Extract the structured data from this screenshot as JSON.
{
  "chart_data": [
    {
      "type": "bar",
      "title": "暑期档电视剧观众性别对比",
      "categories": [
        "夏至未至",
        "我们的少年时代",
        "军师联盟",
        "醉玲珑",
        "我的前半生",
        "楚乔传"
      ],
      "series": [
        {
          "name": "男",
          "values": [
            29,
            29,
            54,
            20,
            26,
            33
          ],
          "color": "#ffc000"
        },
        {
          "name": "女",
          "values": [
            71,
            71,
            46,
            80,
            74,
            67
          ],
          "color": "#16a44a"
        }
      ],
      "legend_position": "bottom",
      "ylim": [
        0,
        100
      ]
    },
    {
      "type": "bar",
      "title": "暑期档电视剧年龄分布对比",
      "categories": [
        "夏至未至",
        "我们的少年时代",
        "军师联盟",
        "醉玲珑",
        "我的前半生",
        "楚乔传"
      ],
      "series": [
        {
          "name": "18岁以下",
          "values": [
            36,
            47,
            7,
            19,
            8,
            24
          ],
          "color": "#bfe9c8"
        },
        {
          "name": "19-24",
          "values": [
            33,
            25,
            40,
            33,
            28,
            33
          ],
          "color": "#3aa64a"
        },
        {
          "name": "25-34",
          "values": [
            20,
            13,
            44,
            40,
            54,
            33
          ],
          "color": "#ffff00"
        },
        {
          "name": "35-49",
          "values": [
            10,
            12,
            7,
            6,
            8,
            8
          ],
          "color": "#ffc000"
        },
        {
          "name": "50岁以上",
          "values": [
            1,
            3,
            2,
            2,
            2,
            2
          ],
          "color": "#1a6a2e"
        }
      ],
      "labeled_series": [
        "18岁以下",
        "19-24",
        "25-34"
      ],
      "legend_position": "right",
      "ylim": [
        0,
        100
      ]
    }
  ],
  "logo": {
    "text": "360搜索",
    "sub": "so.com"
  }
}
_____
◆ **Directive**
Output every entry shown above, exactly.

◆ **Written response**
Extract the structured data from this screenshot as JSON.
{
  "chart_data": [
    {
      "type": "bar",
      "title": "暑期档电视剧观众性别对比",
      "categories": [
        "夏至未至",
        "我们的少年时代",
        "军师联盟",
        "醉玲珑",
        "我的前半生",
        "楚乔传"
      ],
      "series": [
        {
          "name": "男",
          "values": [
            29,
            29,
            54,
            20,
            26,
            33
          ],
          "color": "#ffc000"
        },
        {
          "name": "女",
          "values": [
            71,
            71,
            46,
            80,
            74,
            67
          ],
          "color": "#16a44a"
        }
      ],
      "legend_position": "bottom",
      "ylim": [
        0,
        100
      ]
    },
    {
      "type": "bar",
      "title": "暑期档电视剧年龄分布对比",
      "categories": [
        "夏至未至",
        "我们的少年时代",
        "军师联盟",
        "醉玲珑",
        "我的前半生",
        "楚乔传"
      ],
      "series": [
        {
          "name": "18岁以下",
          "values": [
            36,
            47,
            7,
            19,
            8,
            24
          ],
          "color": "#bfe9c8"
        },
        {
          "name": "19-24",
          "values": [
            33,
            25,
            40,
            33,
            28,
            33
          ],
          "color": "#3aa64a"
        },
        {
          "name": "25-34",
          "values": [
            20,
            13,
            44,
            40,
            54,
            33
          ],
          "color": "#ffff00"
        },
        {
          "name": "35-49",
          "values": [
            10,
            12,
            7,
            6,
            8,
            8
          ],
          "color": "#ffc000"
        },
        {
          "name": "50岁以上",
          "values": [
            1,
            3,
            2,
            2,
            2,
            2
          ],
          "color": "#1a6a2e"
        }
      ],
      "labeled_series": [
        "18岁以下",
        "19-24",
        "25-34"
      ],
      "legend_position": "right",
      "ylim": [
        0,
        100
      ]
    }
  ],
  "logo": {
    "text": "360搜索",
    "sub": "so.com"
  }
}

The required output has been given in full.